- [SUPPLIED ENTRIES]:
^^^^^^^^

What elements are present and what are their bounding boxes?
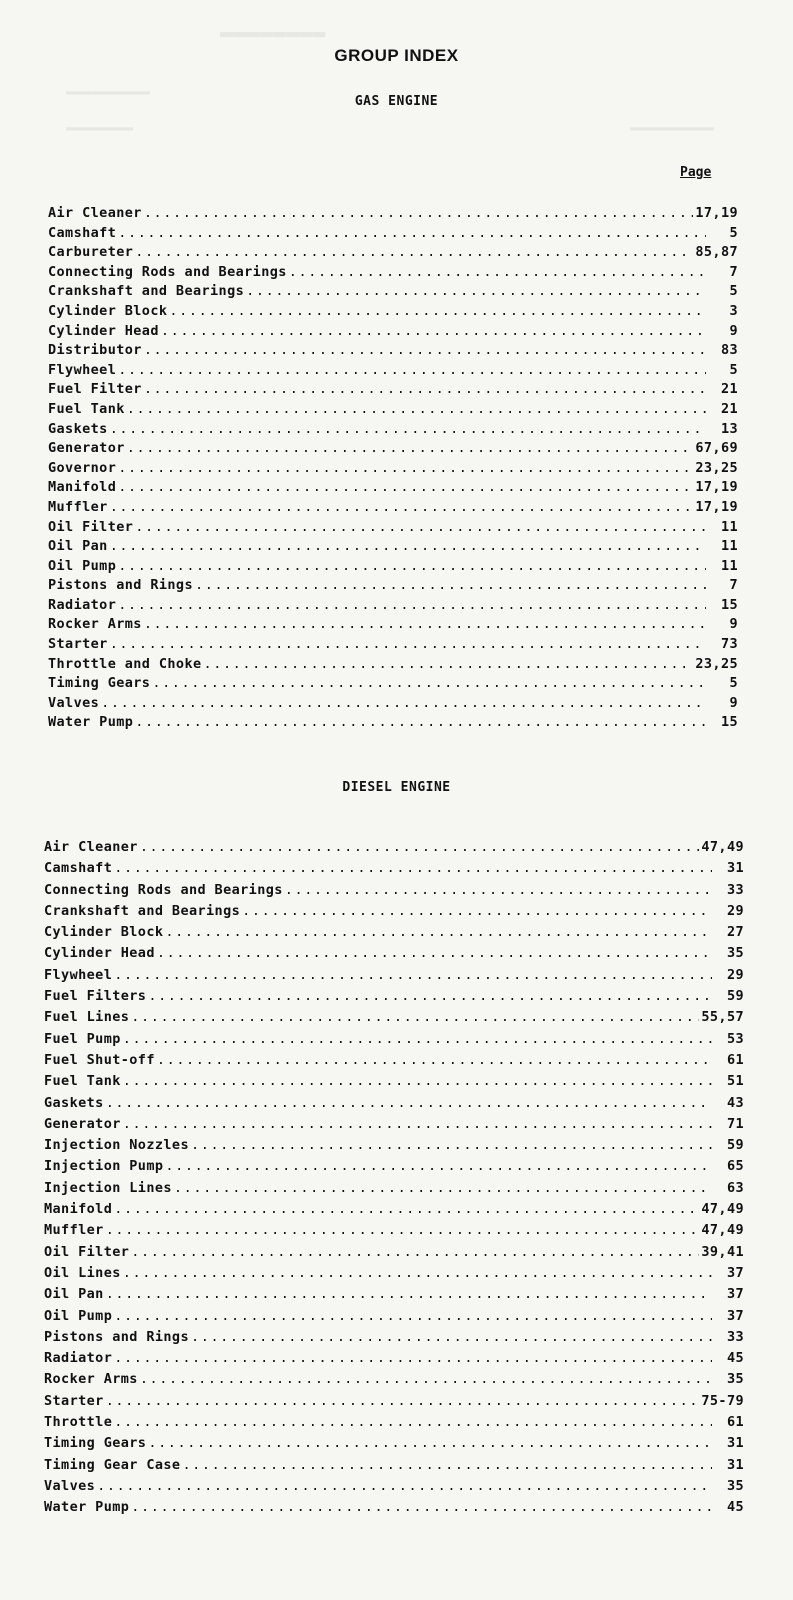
leader-dots bbox=[110, 499, 694, 515]
entry-label: Carbureter bbox=[48, 244, 134, 261]
index-entry bbox=[44, 1308, 744, 1329]
index-entry bbox=[44, 1180, 744, 1201]
index-entry bbox=[44, 967, 744, 988]
leader-dots bbox=[114, 1201, 699, 1217]
entry-page: 33 bbox=[726, 881, 744, 898]
leader-dots bbox=[191, 1329, 712, 1345]
index-entry bbox=[44, 1137, 744, 1158]
entry-page: 85,87 bbox=[695, 244, 738, 261]
entry-label: Injection Pump bbox=[44, 1158, 164, 1175]
entry-label: Cylinder Block bbox=[48, 302, 168, 319]
show-through-text: ▬▬▬▬▬▬▬▬▬▬ bbox=[630, 120, 715, 136]
index-entry bbox=[44, 1222, 744, 1243]
entry-label: Manifold bbox=[44, 1201, 113, 1218]
entry-label: Injection Lines bbox=[44, 1179, 172, 1196]
leader-dots bbox=[144, 342, 706, 358]
entry-label: Fuel Tank bbox=[44, 1073, 121, 1090]
entry-page: 73 bbox=[720, 636, 738, 653]
entry-label: Timing Gears bbox=[44, 1435, 147, 1452]
entry-page: 37 bbox=[726, 1307, 744, 1324]
index-entry bbox=[44, 1265, 744, 1286]
entry-page: 35 bbox=[726, 945, 744, 962]
entry-label: Cylinder Head bbox=[44, 945, 155, 962]
entry-label: Air Cleaner bbox=[44, 839, 138, 855]
leader-dots bbox=[106, 1222, 700, 1238]
entry-label: Oil Lines bbox=[44, 1264, 121, 1281]
entry-page: 75-79 bbox=[701, 1392, 744, 1409]
entry-page: 23,25 bbox=[695, 655, 738, 672]
entry-page: 83 bbox=[720, 342, 738, 359]
leader-dots bbox=[191, 1137, 712, 1153]
leader-dots bbox=[114, 1350, 712, 1366]
entry-label: Crankshaft and Bearings bbox=[44, 902, 241, 919]
gas-engine-index bbox=[48, 205, 738, 734]
entry-page: 9 bbox=[729, 694, 738, 711]
leader-dots bbox=[182, 1457, 712, 1473]
diesel-engine-heading: DIESEL ENGINE bbox=[342, 780, 451, 795]
entry-page: 5 bbox=[729, 361, 738, 378]
index-entry bbox=[44, 1393, 744, 1414]
entry-page: 11 bbox=[720, 538, 738, 555]
leader-dots bbox=[148, 1435, 712, 1451]
leader-dots bbox=[118, 460, 693, 476]
entry-page: 11 bbox=[720, 557, 738, 574]
entry-label: Governor bbox=[48, 459, 117, 476]
leader-dots bbox=[123, 1031, 712, 1047]
entry-page: 37 bbox=[726, 1286, 744, 1303]
entry-label: Starter bbox=[48, 636, 108, 653]
entry-page: 15 bbox=[720, 714, 738, 731]
entry-label: Oil Pan bbox=[44, 1286, 104, 1303]
entry-label: Water Pump bbox=[44, 1499, 130, 1516]
leader-dots bbox=[135, 714, 706, 730]
leader-dots bbox=[148, 988, 712, 1004]
leader-dots bbox=[127, 440, 694, 456]
entry-label: Gaskets bbox=[48, 420, 108, 437]
entry-page: 61 bbox=[726, 1051, 744, 1068]
entry-page: 35 bbox=[726, 1477, 744, 1494]
entry-label: Fuel Tank bbox=[48, 400, 125, 417]
entry-label: Throttle bbox=[44, 1414, 113, 1431]
entry-label: Timing Gears bbox=[48, 675, 151, 692]
entry-label: Valves bbox=[48, 694, 100, 711]
leader-dots bbox=[135, 519, 706, 535]
leader-dots bbox=[135, 244, 693, 260]
entry-page: 55,57 bbox=[701, 1009, 744, 1026]
entry-label: Connecting Rods and Bearings bbox=[48, 263, 287, 280]
entry-page: 35 bbox=[726, 1371, 744, 1388]
leader-dots bbox=[118, 362, 706, 378]
leader-dots bbox=[144, 381, 706, 397]
entry-label: Radiator bbox=[44, 1350, 113, 1367]
entry-label: Rocker Arms bbox=[48, 616, 142, 633]
leader-dots bbox=[161, 323, 706, 339]
leader-dots bbox=[144, 205, 694, 221]
leader-dots bbox=[165, 1158, 712, 1174]
entry-label: Valves bbox=[44, 1477, 96, 1494]
index-entry bbox=[48, 205, 738, 225]
entry-label: Fuel Shut-off bbox=[44, 1051, 155, 1068]
entry-page: 63 bbox=[726, 1179, 744, 1196]
entry-page: 67,69 bbox=[695, 440, 738, 457]
leader-dots bbox=[127, 401, 706, 417]
leader-dots bbox=[114, 860, 712, 876]
entry-label: Pistons and Rings bbox=[48, 577, 193, 594]
leader-dots bbox=[97, 1478, 712, 1494]
gas-engine-heading: GAS ENGINE bbox=[354, 94, 439, 109]
entry-label: Starter bbox=[44, 1392, 104, 1409]
leader-dots bbox=[110, 538, 706, 554]
entry-label: Fuel Lines bbox=[44, 1009, 130, 1026]
leader-dots bbox=[195, 577, 706, 593]
index-entry bbox=[44, 1201, 744, 1222]
index-entry bbox=[44, 1329, 744, 1350]
leader-dots bbox=[165, 924, 712, 940]
entry-label: Timing Gear Case bbox=[44, 1456, 181, 1473]
index-entry bbox=[48, 323, 738, 343]
index-entry bbox=[48, 362, 738, 382]
index-entry bbox=[44, 839, 744, 860]
index-entry bbox=[48, 440, 738, 460]
entry-page: 65 bbox=[726, 1158, 744, 1175]
index-entry bbox=[48, 401, 738, 421]
leader-dots bbox=[118, 597, 706, 613]
entry-label: Rocker Arms bbox=[44, 1371, 138, 1388]
entry-page: 11 bbox=[720, 518, 738, 535]
index-entry bbox=[48, 283, 738, 303]
index-entry bbox=[48, 421, 738, 441]
entry-page: 47,49 bbox=[701, 1201, 744, 1218]
leader-dots bbox=[110, 421, 706, 437]
entry-label: Crankshaft and Bearings bbox=[48, 283, 245, 300]
leader-dots bbox=[114, 1308, 712, 1324]
entry-page: 17,19 bbox=[695, 498, 738, 515]
entry-label: Oil Pan bbox=[48, 538, 108, 555]
entry-page: 53 bbox=[726, 1030, 744, 1047]
entry-page: 9 bbox=[729, 322, 738, 339]
index-entry bbox=[48, 675, 738, 695]
entry-label: Oil Filter bbox=[44, 1243, 130, 1260]
entry-page: 5 bbox=[729, 224, 738, 241]
entry-page: 27 bbox=[726, 924, 744, 941]
leader-dots bbox=[101, 695, 706, 711]
entry-label: Generator bbox=[48, 440, 125, 457]
index-entry bbox=[44, 1371, 744, 1392]
entry-page: 21 bbox=[720, 381, 738, 398]
entry-page: 71 bbox=[726, 1115, 744, 1132]
index-entry bbox=[48, 342, 738, 362]
index-entry bbox=[44, 1414, 744, 1435]
index-entry bbox=[48, 381, 738, 401]
entry-page: 31 bbox=[726, 1435, 744, 1452]
entry-page: 3 bbox=[729, 302, 738, 319]
leader-dots bbox=[289, 264, 706, 280]
page-column-header: Page bbox=[680, 165, 712, 180]
leader-dots bbox=[242, 903, 712, 919]
entry-page: 39,41 bbox=[701, 1243, 744, 1260]
leader-dots bbox=[114, 967, 712, 983]
entry-label: Flywheel bbox=[44, 966, 113, 983]
entry-label: Cylinder Head bbox=[48, 322, 159, 339]
leader-dots bbox=[110, 636, 706, 652]
index-entry bbox=[48, 577, 738, 597]
index-entry bbox=[48, 460, 738, 480]
entry-label: Water Pump bbox=[48, 714, 134, 731]
entry-label: Generator bbox=[44, 1115, 121, 1132]
entry-label: Gaskets bbox=[44, 1094, 104, 1111]
entry-label: Flywheel bbox=[48, 361, 117, 378]
entry-page: 29 bbox=[726, 966, 744, 983]
leader-dots bbox=[118, 479, 693, 495]
index-entry bbox=[44, 1350, 744, 1371]
index-entry bbox=[44, 1031, 744, 1052]
entry-label: Muffler bbox=[48, 498, 108, 515]
entry-label: Fuel Filters bbox=[44, 988, 147, 1005]
leader-dots bbox=[174, 1180, 712, 1196]
entry-page: 5 bbox=[729, 675, 738, 692]
index-entry bbox=[44, 1116, 744, 1137]
entry-label: Oil Pump bbox=[44, 1307, 113, 1324]
index-entry bbox=[48, 714, 738, 734]
entry-page: 23,25 bbox=[695, 459, 738, 476]
entry-label: Oil Filter bbox=[48, 518, 134, 535]
index-entry bbox=[44, 903, 744, 924]
index-entry bbox=[44, 1435, 744, 1456]
entry-page: 7 bbox=[729, 263, 738, 280]
index-entry bbox=[48, 636, 738, 656]
index-entry bbox=[44, 1499, 744, 1520]
index-entry bbox=[44, 1244, 744, 1265]
leader-dots bbox=[131, 1244, 699, 1260]
leader-dots bbox=[169, 303, 706, 319]
leader-dots bbox=[157, 1052, 712, 1068]
index-entry bbox=[44, 1052, 744, 1073]
index-entry bbox=[44, 882, 744, 903]
leader-dots bbox=[123, 1265, 712, 1281]
index-entry bbox=[48, 695, 738, 715]
entry-page: 7 bbox=[729, 577, 738, 594]
diesel-engine-index bbox=[44, 839, 744, 1521]
entry-page: 43 bbox=[726, 1094, 744, 1111]
index-entry bbox=[48, 225, 738, 245]
leader-dots bbox=[118, 225, 706, 241]
index-entry bbox=[44, 860, 744, 881]
index-entry bbox=[48, 656, 738, 676]
leader-dots bbox=[123, 1116, 712, 1132]
index-entry bbox=[44, 1009, 744, 1030]
entry-page: 5 bbox=[729, 283, 738, 300]
index-entry bbox=[48, 303, 738, 323]
entry-label: Distributor bbox=[48, 342, 142, 359]
entry-page: 59 bbox=[726, 988, 744, 1005]
entry-label: Oil Pump bbox=[48, 557, 117, 574]
index-entry bbox=[48, 597, 738, 617]
leader-dots bbox=[285, 882, 712, 898]
leader-dots bbox=[246, 283, 706, 299]
index-entry bbox=[48, 558, 738, 578]
entry-page: 45 bbox=[726, 1499, 744, 1516]
index-entry bbox=[48, 264, 738, 284]
show-through-text: ▬▬▬▬▬▬▬▬▬▬ bbox=[66, 84, 151, 100]
show-through-text: ▬▬▬▬▬▬▬▬ bbox=[66, 120, 134, 136]
leader-dots bbox=[131, 1499, 712, 1515]
index-entry bbox=[44, 1158, 744, 1179]
entry-label: Camshaft bbox=[48, 224, 117, 241]
entry-label: Fuel Filter bbox=[48, 381, 142, 398]
entry-label: Muffler bbox=[44, 1222, 104, 1239]
index-entry bbox=[44, 1095, 744, 1116]
index-entry bbox=[48, 616, 738, 636]
entry-label: Manifold bbox=[48, 479, 117, 496]
leader-dots bbox=[118, 558, 706, 574]
entry-page: 51 bbox=[726, 1073, 744, 1090]
index-entry bbox=[48, 499, 738, 519]
leader-dots bbox=[140, 1371, 712, 1387]
index-entry bbox=[44, 1286, 744, 1307]
entry-label: Cylinder Block bbox=[44, 924, 164, 941]
entry-page: 59 bbox=[726, 1137, 744, 1154]
entry-page: 13 bbox=[720, 420, 738, 437]
entry-page: 17,19 bbox=[695, 479, 738, 496]
index-entry bbox=[44, 1457, 744, 1478]
leader-dots bbox=[140, 839, 700, 855]
index-entry bbox=[44, 1073, 744, 1094]
index-entry bbox=[48, 519, 738, 539]
index-entry bbox=[44, 945, 744, 966]
entry-page: 47,49 bbox=[701, 839, 744, 855]
entry-page: 17,19 bbox=[695, 205, 738, 221]
leader-dots bbox=[157, 945, 712, 961]
entry-page: 61 bbox=[726, 1414, 744, 1431]
index-entry bbox=[44, 924, 744, 945]
index-entry bbox=[48, 479, 738, 499]
show-through-text: ▬▬▬▬▬▬▬▬ bbox=[220, 20, 326, 45]
entry-page: 31 bbox=[726, 1456, 744, 1473]
entry-page: 45 bbox=[726, 1350, 744, 1367]
leader-dots bbox=[106, 1393, 700, 1409]
entry-label: Camshaft bbox=[44, 860, 113, 877]
entry-page: 31 bbox=[726, 860, 744, 877]
entry-page: 9 bbox=[729, 616, 738, 633]
leader-dots bbox=[204, 656, 694, 672]
index-entry bbox=[44, 988, 744, 1009]
entry-page: 21 bbox=[720, 400, 738, 417]
leader-dots bbox=[114, 1414, 712, 1430]
leader-dots bbox=[106, 1286, 712, 1302]
entry-page: 37 bbox=[726, 1264, 744, 1281]
leader-dots bbox=[131, 1009, 699, 1025]
entry-page: 33 bbox=[726, 1328, 744, 1345]
entry-label: Connecting Rods and Bearings bbox=[44, 881, 283, 898]
leader-dots bbox=[106, 1095, 712, 1111]
entry-page: 15 bbox=[720, 596, 738, 613]
index-entry bbox=[48, 244, 738, 264]
leader-dots bbox=[152, 675, 706, 691]
leader-dots bbox=[144, 616, 706, 632]
entry-page: 29 bbox=[726, 902, 744, 919]
entry-label: Injection Nozzles bbox=[44, 1137, 189, 1154]
entry-label: Throttle and Choke bbox=[48, 655, 202, 672]
page-title: GROUP INDEX bbox=[334, 46, 459, 65]
index-entry bbox=[44, 1478, 744, 1499]
entry-page: 47,49 bbox=[701, 1222, 744, 1239]
leader-dots bbox=[123, 1073, 712, 1089]
entry-label: Pistons and Rings bbox=[44, 1328, 189, 1345]
index-entry bbox=[48, 538, 738, 558]
entry-label: Fuel Pump bbox=[44, 1030, 121, 1047]
entry-label: Air Cleaner bbox=[48, 205, 142, 221]
entry-label: Radiator bbox=[48, 596, 117, 613]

^^^^^^^^

- [TASK BRIEF]: Write out again, word for word, the part of the listing from the line with "leader-dots bbox=[110, 499, 694, 515]" to the line with "index-entry bbox=[44, 1265, 744, 1286]", including both of those lines and nothing else.

- [FINISHED TASK]:
leader-dots bbox=[110, 499, 694, 515]
entry-label: Carbureter bbox=[48, 244, 134, 261]
index-entry bbox=[44, 1308, 744, 1329]
index-entry bbox=[44, 1180, 744, 1201]
index-entry bbox=[44, 967, 744, 988]
leader-dots bbox=[114, 1201, 699, 1217]
entry-page: 33 bbox=[726, 881, 744, 898]
leader-dots bbox=[191, 1329, 712, 1345]
index-entry bbox=[44, 1137, 744, 1158]
entry-page: 85,87 bbox=[695, 244, 738, 261]
entry-label: Injection Pump bbox=[44, 1158, 164, 1175]
entry-label: Cylinder Block bbox=[48, 302, 168, 319]
show-through-text: ▬▬▬▬▬▬▬▬▬▬ bbox=[630, 120, 715, 136]
index-entry bbox=[44, 1222, 744, 1243]
entry-label: Manifold bbox=[44, 1201, 113, 1218]
entry-label: Injection Lines bbox=[44, 1179, 172, 1196]
leader-dots bbox=[144, 342, 706, 358]
entry-label: Fuel Tank bbox=[44, 1073, 121, 1090]
entry-page: 73 bbox=[720, 636, 738, 653]
entry-label: Timing Gears bbox=[44, 1435, 147, 1452]
entry-page: 37 bbox=[726, 1307, 744, 1324]
index-entry bbox=[44, 1265, 744, 1286]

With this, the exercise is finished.